| Task to complete |
Retype these lines from the data exactly as they appear, beginning at the line that has "- x-axis-tick-label: Jan 2020: [289, 625, 358, 643]" and stopping after the line that has "- x-axis-tick-label: Jan 2018: [101, 625, 169, 643]".

───

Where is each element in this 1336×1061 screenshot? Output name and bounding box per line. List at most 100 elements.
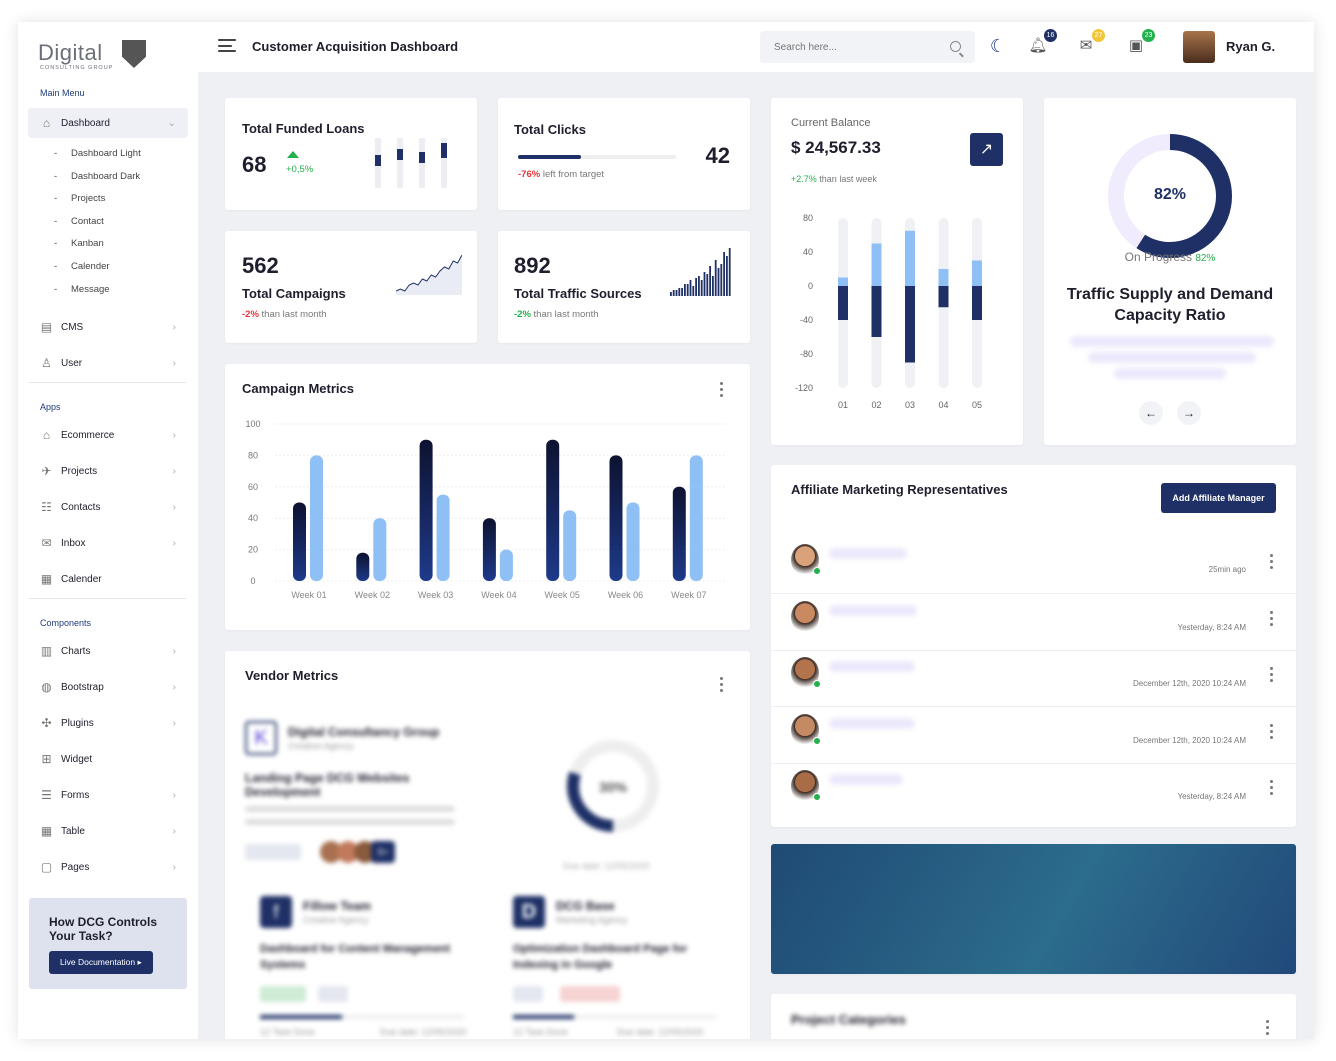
sidebar-item-user[interactable]: ♙ User › [28,348,188,378]
search-input[interactable] [760,31,930,63]
card-title: Campaign Metrics [242,381,354,396]
sidebar-subitem[interactable]: Calender [54,261,110,272]
chart-icon: ▥ [40,643,53,658]
online-indicator [813,680,821,688]
balance-bar-negative [905,286,915,363]
sidebar-subitem[interactable]: Projects [54,193,105,204]
section-components: Components [40,618,92,628]
project-categories-card: Project Categories [771,994,1296,1039]
arrow-up-right-icon[interactable]: ↗ [970,133,1003,166]
sidebar-item-app[interactable]: ⌂ Ecommerce › [28,420,188,450]
traffic-bar-sparkline [670,248,731,296]
more-options-icon[interactable] [1270,667,1274,683]
balance-bar-positive [871,243,882,286]
sidebar-item-component[interactable]: ⊞ Widget [28,744,188,774]
sidebar-item-cms[interactable]: ▤ CMS › [28,312,188,342]
traffic-bar [712,276,714,296]
clicks-note: left from target [542,169,605,180]
logo-text: Digital [38,40,103,65]
more-options-icon[interactable] [1266,1020,1270,1036]
sidebar-subitem[interactable]: Kanban [54,238,104,249]
avatar[interactable] [1183,31,1215,63]
sidebar-item-component[interactable]: ☰ Forms › [28,780,188,810]
team2-name: DCG Base [556,899,615,913]
list-item[interactable]: Yesterday, 8:24 AM [771,764,1296,820]
campaign-bar-dark [482,518,496,581]
add-affiliate-manager-button[interactable]: Add Affiliate Manager [1161,483,1276,513]
balance-note: than last week [819,174,877,184]
bell-icon[interactable]: 🔔︎ 16 [1028,29,1057,56]
list-item[interactable]: 25min ago [771,538,1296,594]
chevron-right-icon: › [172,645,176,657]
k-logo-icon: K [245,721,277,755]
search-icon[interactable] [950,41,961,52]
arrow-left-icon[interactable]: ← [1139,401,1163,425]
list-item[interactable]: Yesterday, 8:24 AM [771,595,1296,651]
more-options-icon[interactable] [1270,780,1274,796]
vendor-company: Digital Consultancy Group [288,725,440,739]
button-label: Live Documentation [60,957,136,967]
sidebar-item-dashboard[interactable]: ⌂ Dashboard ⌄ [28,108,188,138]
more-options-icon[interactable] [720,677,724,693]
gauge-center [1131,157,1209,235]
header: Customer Acquisition Dashboard ☾ 🔔︎16 ✉2… [198,22,1314,72]
traffic-sources-card: 892 Total Traffic Sources -2% than last … [498,231,750,343]
chevron-down-icon: ⌄ [167,117,176,129]
balance-bar-negative [972,286,982,320]
gift-icon[interactable]: ▣ 23 [1126,29,1155,56]
avatar [354,841,376,863]
y-tick-label: 40 [248,513,258,523]
sidebar-item-component[interactable]: ▢ Pages › [28,852,188,882]
placeholder-name [829,548,907,559]
balance-bar-positive [838,277,848,286]
contacts-icon: ☷ [41,499,52,514]
traffic-bar [672,290,675,296]
sidebar-item-component[interactable]: ▥ Charts › [28,636,188,666]
campaign-bar-dark [356,552,370,581]
user-name[interactable]: Ryan G. [1226,39,1276,54]
avatar [320,841,342,863]
moon-icon[interactable]: ☾ [989,36,1007,56]
more-options-icon[interactable] [1270,554,1274,570]
total-campaigns-card: 562 Total Campaigns -2% than last month [225,231,477,343]
sidebar-item-app[interactable]: ▦ Calender [28,564,188,594]
sidebar-item-component[interactable]: ▦ Table › [28,816,188,846]
sidebar-item-app[interactable]: ✈ Projects › [28,456,188,486]
sidebar-item-label: Contacts [61,501,101,513]
sidebar-subitem[interactable]: Dashboard Light [54,148,141,159]
card-title: Affiliate Marketing Representatives [791,482,1008,497]
sidebar-subitem-label: Dashboard Light [71,148,141,159]
more-options-icon[interactable] [1270,610,1274,627]
sidebar-subitem[interactable]: Dashboard Dark [54,171,140,182]
hamburger-menu-icon[interactable] [218,39,236,52]
logo[interactable]: Digital CONSULTING GROUP [38,40,168,71]
funded-bar [441,142,447,158]
mail-icon[interactable]: ✉ 27 [1076,29,1105,56]
campaign-bar-light [563,510,577,581]
sidebar-subitem[interactable]: Contact [54,216,104,227]
sidebar-item-app[interactable]: ✉ Inbox › [28,528,188,558]
inbox-icon: ✉ [41,535,52,550]
row-timestamp: Yesterday, 8:24 AM [1177,622,1247,632]
sidebar-item-app[interactable]: ☷ Contacts › [28,492,188,522]
list-item[interactable]: December 12th, 2020 10:24 AM [771,708,1296,764]
sidebar-item-component[interactable]: ✣ Plugins › [28,708,188,738]
more-options-icon[interactable] [720,382,724,398]
sidebar-subitem[interactable]: Message [54,284,110,295]
funded-bar-track [441,138,447,188]
forms-icon: ☰ [41,787,52,802]
more-options-icon[interactable] [1270,723,1274,740]
list-item[interactable]: December 12th, 2020 10:24 AM [771,651,1296,707]
sidebar-item-component[interactable]: ◍ Bootstrap › [28,672,188,702]
campaign-bar-chart: 100 80 60 40 20 0 Week 01 Week 02 Week 03 Week 04… [245,419,725,600]
y-tick-label: 100 [245,419,260,429]
campaigns-value: 562 [242,253,279,278]
arrow-right-icon[interactable]: → [1177,401,1201,425]
traffic-bar [717,268,720,296]
progress-track [260,1015,464,1019]
traffic-bar [698,276,700,296]
live-documentation-button[interactable]: Live Documentation ▸ [49,951,153,974]
traffic-bar [689,280,692,296]
home-icon: ⌂ [42,115,51,130]
tag-badge [513,986,543,1002]
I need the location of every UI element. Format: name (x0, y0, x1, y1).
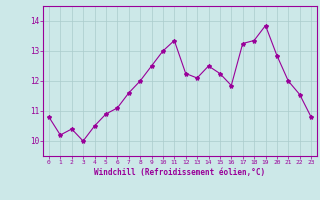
X-axis label: Windchill (Refroidissement éolien,°C): Windchill (Refroidissement éolien,°C) (94, 168, 266, 177)
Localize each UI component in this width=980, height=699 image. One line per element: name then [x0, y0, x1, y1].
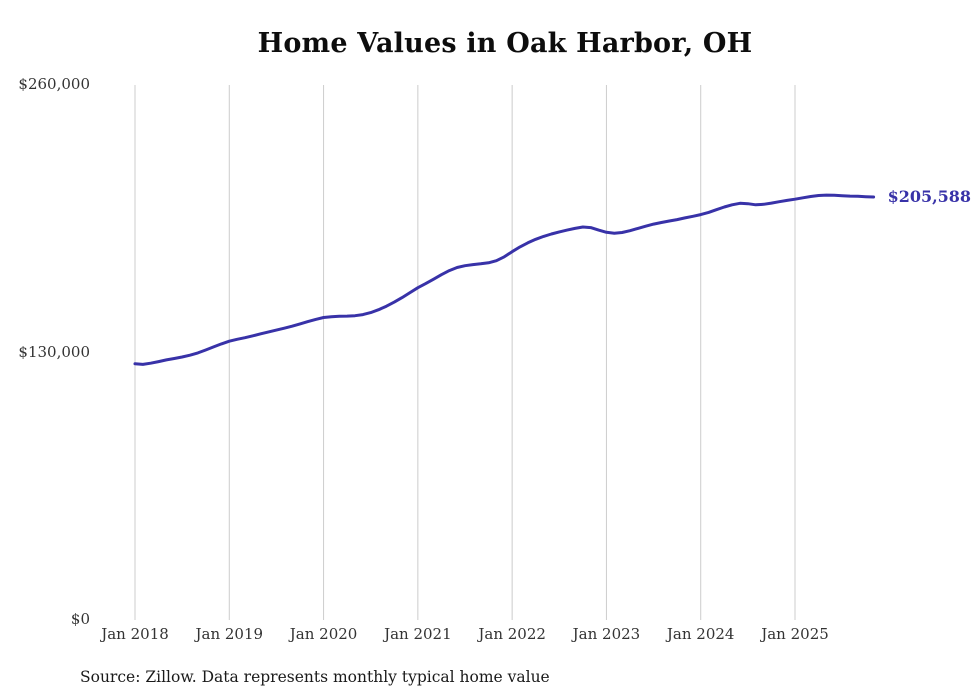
- x-axis-tick-label: Jan 2020: [289, 625, 358, 643]
- x-axis-tick-label: Jan 2019: [195, 625, 264, 643]
- y-axis-tick-label: $130,000: [18, 342, 90, 361]
- x-axis-tick-label: Jan 2023: [572, 625, 641, 643]
- x-axis-tick-label: Jan 2025: [761, 625, 829, 643]
- x-axis-tick-label: Jan 2024: [666, 625, 735, 643]
- x-axis-tick-label: Jan 2018: [101, 625, 169, 643]
- y-axis-tick-label: $260,000: [18, 75, 90, 93]
- home-value-line-series: [133, 193, 876, 366]
- latest-value-label: $205,588: [887, 186, 972, 206]
- y-axis-tick-label: $0: [70, 610, 90, 628]
- chart-title: Home Values in Oak Harbor, OH: [257, 28, 753, 59]
- x-axis-tick-label: Jan 2021: [384, 625, 452, 643]
- source-note: Source: Zillow. Data represents monthly …: [80, 668, 550, 686]
- x-axis-tick-label: Jan 2022: [478, 625, 546, 643]
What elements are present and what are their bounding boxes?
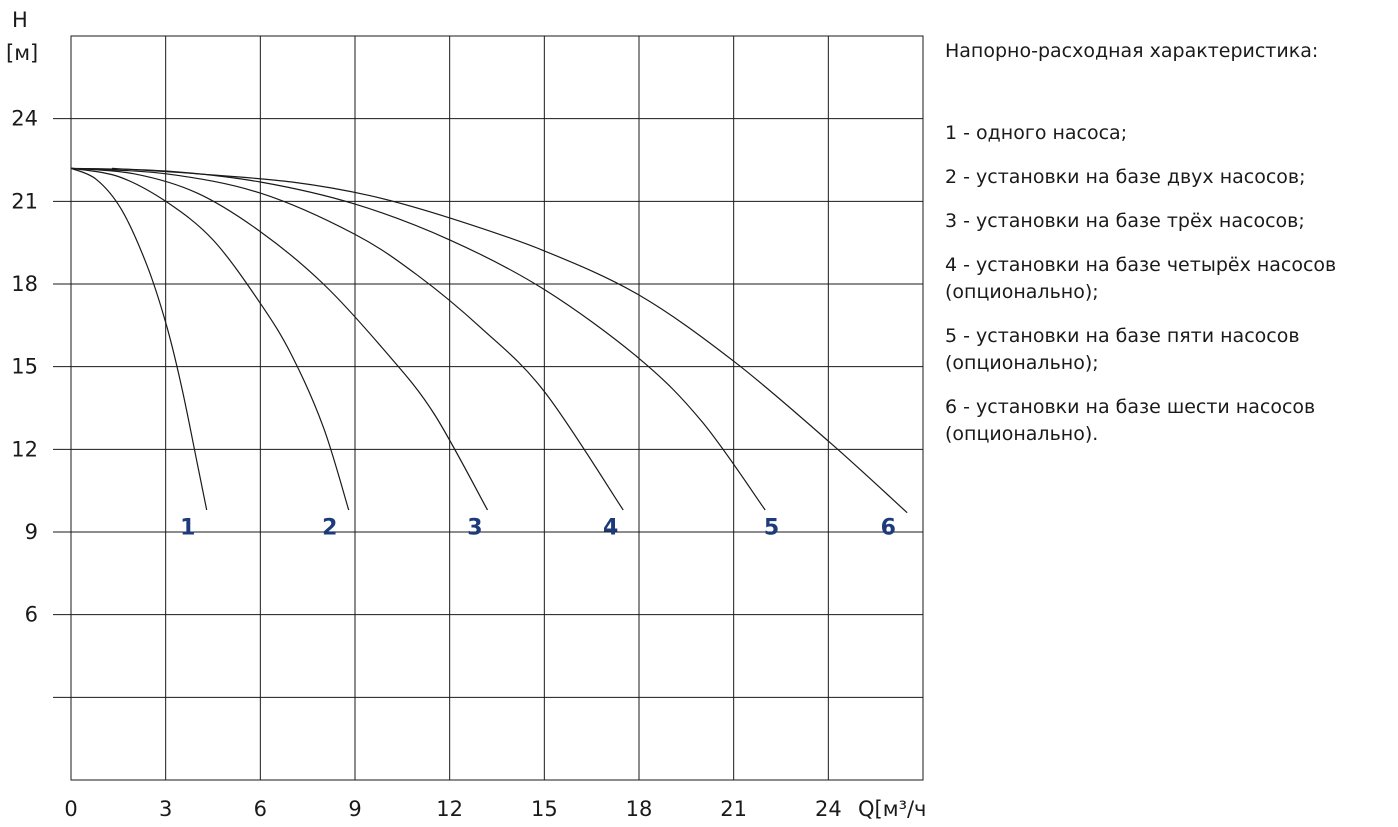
y-tick-label-7: 24 (11, 107, 38, 131)
legend-item-4: 4 - установки на базе четырёх насосов (о… (945, 254, 1337, 303)
y-axis-title-line2: [м] (6, 41, 38, 65)
curve-3 (70, 167, 489, 511)
y-axis-title-line1: H (12, 8, 28, 32)
curve-2 (70, 167, 350, 511)
curves (70, 167, 908, 514)
curve-1 (70, 167, 208, 511)
curve-labels: 1 2 3 4 5 6 (180, 515, 896, 540)
legend-title: Напорно-расходная характеристика: (945, 40, 1319, 62)
x-tick-label-0: 0 (64, 797, 77, 821)
curve-4 (70, 167, 624, 511)
y-tick-label-4: 15 (11, 355, 38, 379)
x-tick-label-3: 9 (348, 797, 361, 821)
x-tick-label-7: 21 (720, 797, 747, 821)
curve-label-2: 2 (322, 515, 337, 540)
grid (53, 36, 923, 780)
x-tick-label-2: 6 (254, 797, 267, 821)
legend-item-2: 2 - установки на базе двух насосов; (945, 166, 1306, 188)
legend-item-6: 6 - установки на базе шести насосов (опц… (945, 396, 1316, 445)
legend-item-1: 1 - одного насоса; (945, 122, 1128, 144)
y-tick-label-3: 12 (11, 437, 38, 461)
curve-label-1: 1 (180, 515, 195, 540)
curve-label-5: 5 (764, 515, 779, 540)
x-tick-label-4: 12 (436, 797, 463, 821)
y-tick-label-6: 21 (11, 189, 38, 213)
plot-frame (70, 35, 924, 781)
curve-label-4: 4 (603, 515, 618, 540)
legend-item-3: 3 - установки на базе трёх насосов; (945, 210, 1305, 232)
x-tick-label-8: 24 (815, 797, 842, 821)
legend-item-5: 5 - установки на базе пяти насосов (опци… (945, 325, 1300, 374)
x-tick-label-5: 15 (531, 797, 558, 821)
x-tick-label-6: 18 (626, 797, 653, 821)
x-tick-label-1: 3 (159, 797, 172, 821)
y-tick-label-1: 6 (25, 603, 38, 627)
curve-6 (111, 167, 908, 514)
curve-label-3: 3 (467, 515, 482, 540)
curve-label-6: 6 (881, 515, 896, 540)
y-tick-label-2: 9 (25, 520, 38, 544)
legend-list: 1 - одного насоса; 2 - установки на базе… (945, 120, 1395, 448)
legend: Напорно-расходная характеристика: 1 - од… (945, 38, 1395, 465)
x-axis-title: Q[м³/ч] (858, 797, 925, 821)
y-tick-label-5: 18 (11, 272, 38, 296)
curve-5 (70, 167, 766, 511)
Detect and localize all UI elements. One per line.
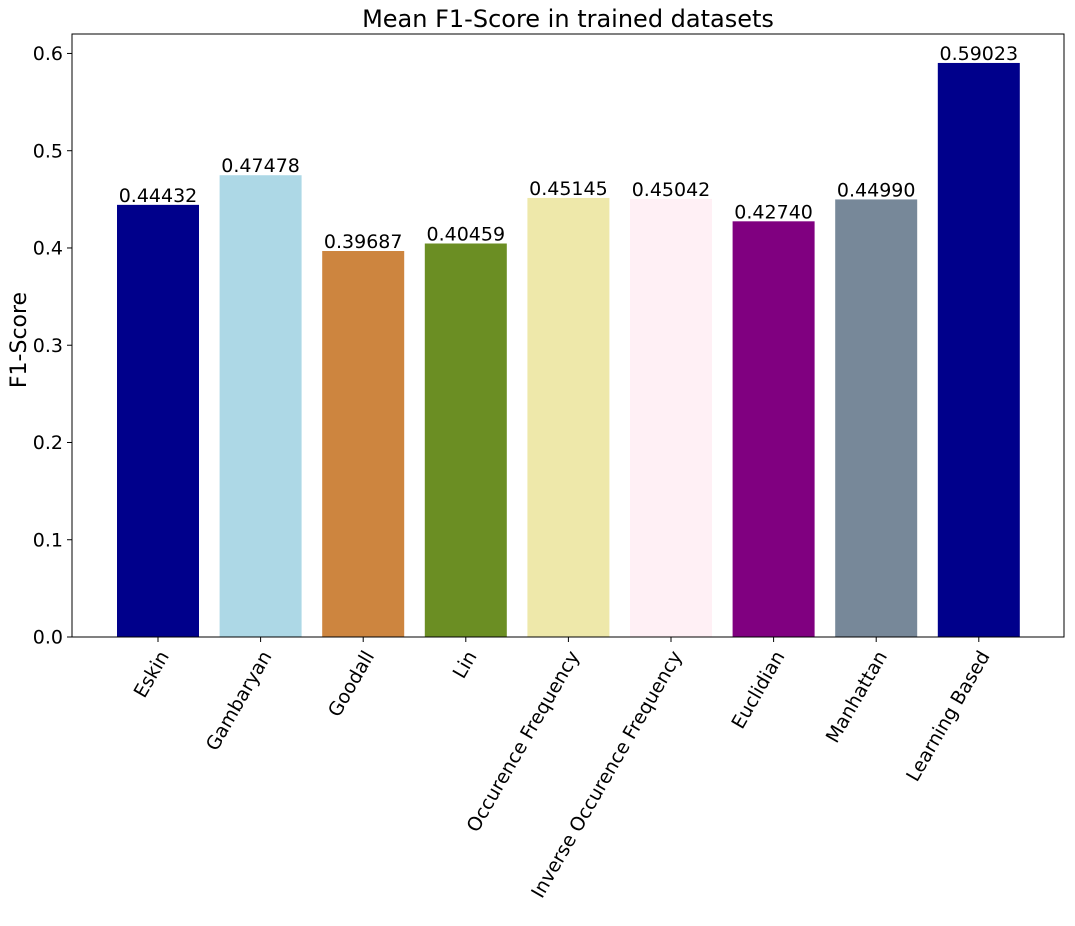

───

| Expected answer |
- x-axis-tick-label: Jan 2020: [289, 625, 358, 643]
- x-axis-tick-label: Jan 2019: [195, 625, 264, 643]
- y-axis-tick-label: $130,000: [18, 342, 90, 361]
- x-axis-tick-label: Jan 2023: [572, 625, 641, 643]
- x-axis-tick-label: Jan 2025: [761, 625, 829, 643]
- x-axis-tick-label: Jan 2024: [666, 625, 735, 643]
- x-axis-tick-label: Jan 2018: [101, 625, 169, 643]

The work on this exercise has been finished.